**Saved entries:**
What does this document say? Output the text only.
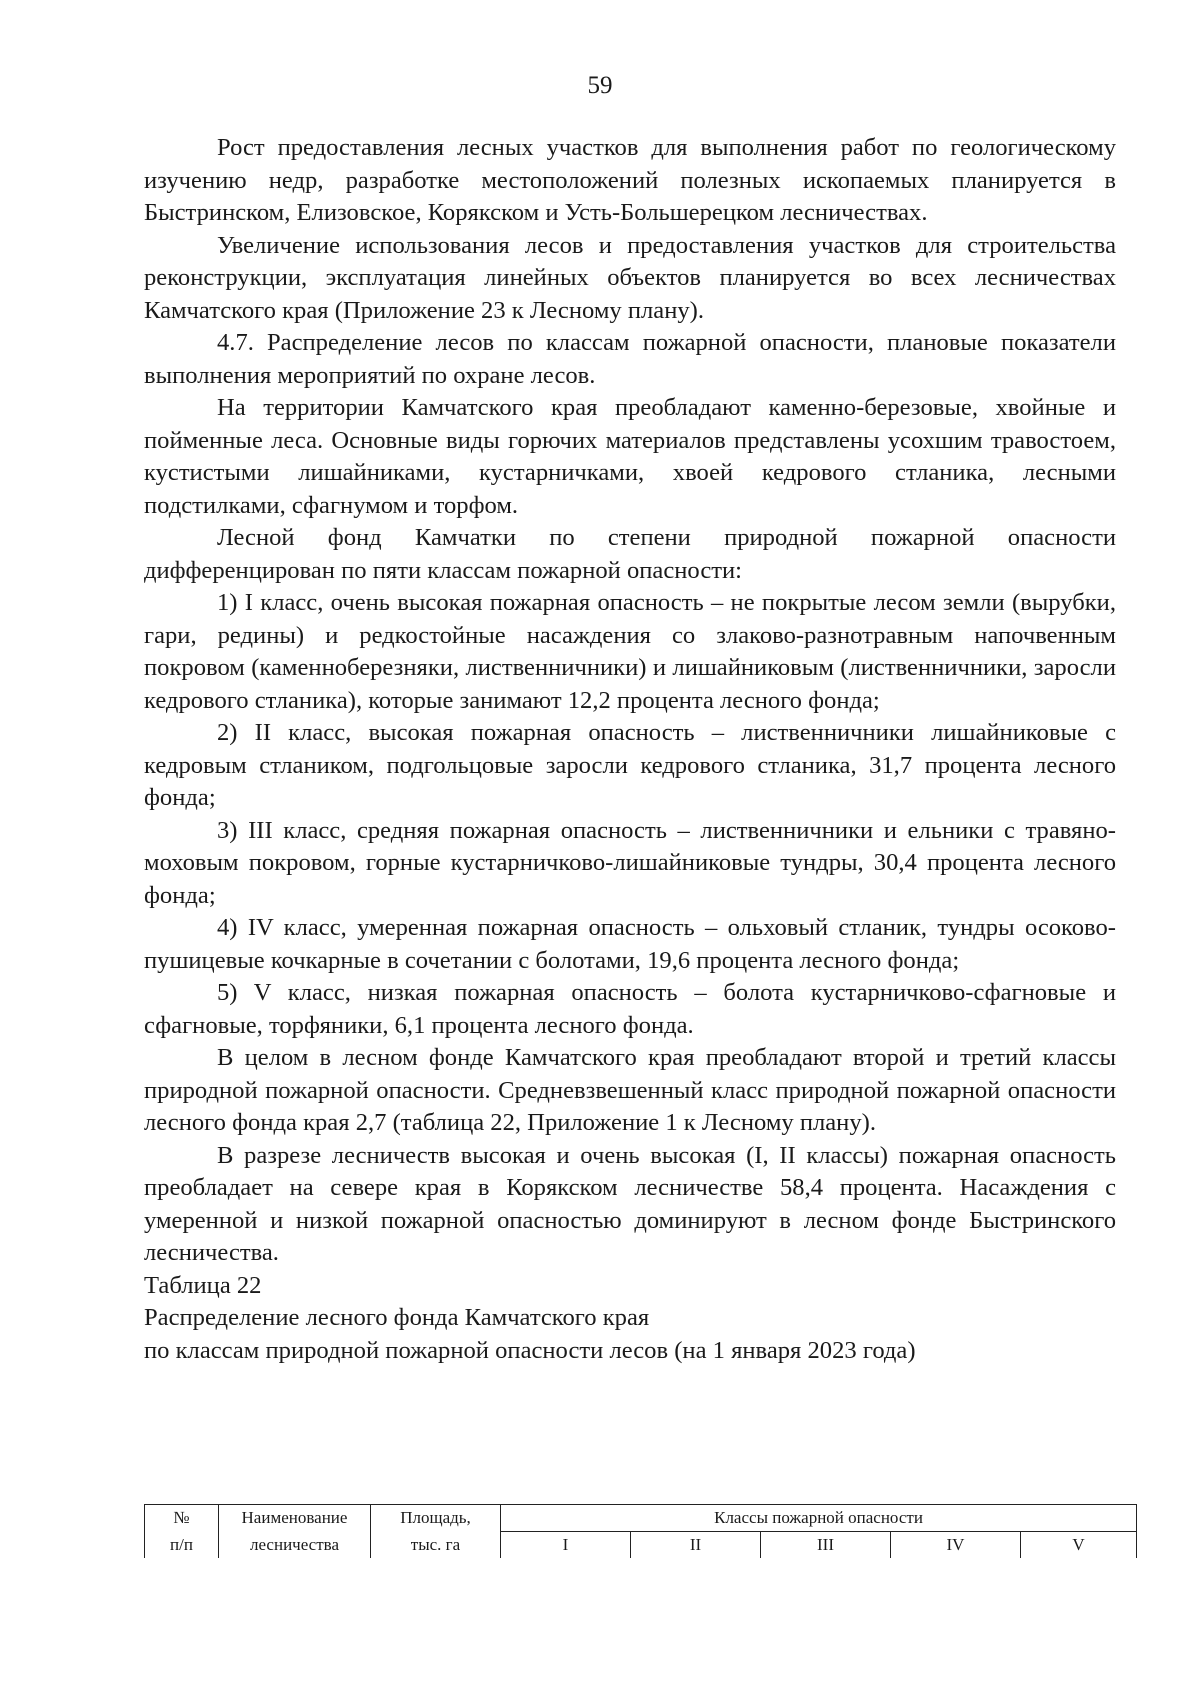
59

Рост предоставления лесных участков для выполнения работ по геологическому изучению недр, разработке местоположений полезных ископаемых планируется в Быстринском, Елизовское, Корякском и Усть-Большерецком лесничествах.

Увеличение использования лесов и предоставления участков для строительства реконструкции, эксплуатация линейных объектов планируется во всех лесничествах Камчатского края (Приложение 23 к Лесному плану).

4.7. Распределение лесов по классам пожарной опасности, плановые показатели выполнения мероприятий по охране лесов.

На территории Камчатского края преобладают каменно-березовые, хвойные и пойменные леса. Основные виды горючих материалов представлены усохшим травостоем, кустистыми лишайниками, кустарничками, хвоей кедрового стланика, лесными подстилками, сфагнумом и торфом.

Лесной фонд Камчатки по степени природной пожарной опасности дифференцирован по пяти классам пожарной опасности:

1) I класс, очень высокая пожарная опасность – не покрытые лесом земли (вырубки, гари, редины) и редкостойные насаждения со злаково-разнотравным напочвенным покровом (каменноберезняки, лиственничники) и лишайниковым (лиственничники, заросли кедрового стланика), которые занимают 12,2 процента лесного фонда;

2) II класс, высокая пожарная опасность – лиственничники лишайниковые с кедровым стлаником, подгольцовые заросли кедрового стланика, 31,7 процента лесного фонда;

3) III класс, средняя пожарная опасность – лиственничники и ельники с травяно-моховым покровом, горные кустарничково-лишайниковые тундры, 30,4 процента лесного фонда;

4) IV класс, умеренная пожарная опасность – ольховый стланик, тундры осоково-пушицевые кочкарные в сочетании с болотами, 19,6 процента лесного фонда;

5) V класс, низкая пожарная опасность – болота кустарничково-сфагновые и сфагновые, торфяники, 6,1 процента лесного фонда.

В целом в лесном фонде Камчатского края преобладают второй и третий классы природной пожарной опасности. Средневзвешенный класс природной пожарной опасности лесного фонда края 2,7 (таблица 22, Приложение 1 к Лесному плану).

В разрезе лесничеств высокая и очень высокая (I, II классы) пожарная опасность преобладает на севере края в Корякском лесничестве 58,4 процента. Насаждения с умеренной и низкой пожарной опасностью доминируют в лесном фонде Быстринского лесничества.

Таблица 22

Распределение лесного фонда Камчатского края

по классам природной пожарной опасности лесов (на 1 января 2023 года)

№	Наименование	Площадь,	Классы пожарной опасности				
п/п	лесничества	тыс. га	I	II	III	IV	V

**TASK PROMPT:** Scan the material above. Copy each line where "кустарничково" occurs.

**ANSWER TO THE TASK:**
3) III класс, средняя пожарная опасность – лиственничники и ельники с травяно-моховым покровом, горные кустарничково-лишайниковые тундры, 30,4 процента лесного фонда;
5) V класс, низкая пожарная опасность – болота кустарничково-сфагновые и сфагновые, торфяники, 6,1 процента лесного фонда.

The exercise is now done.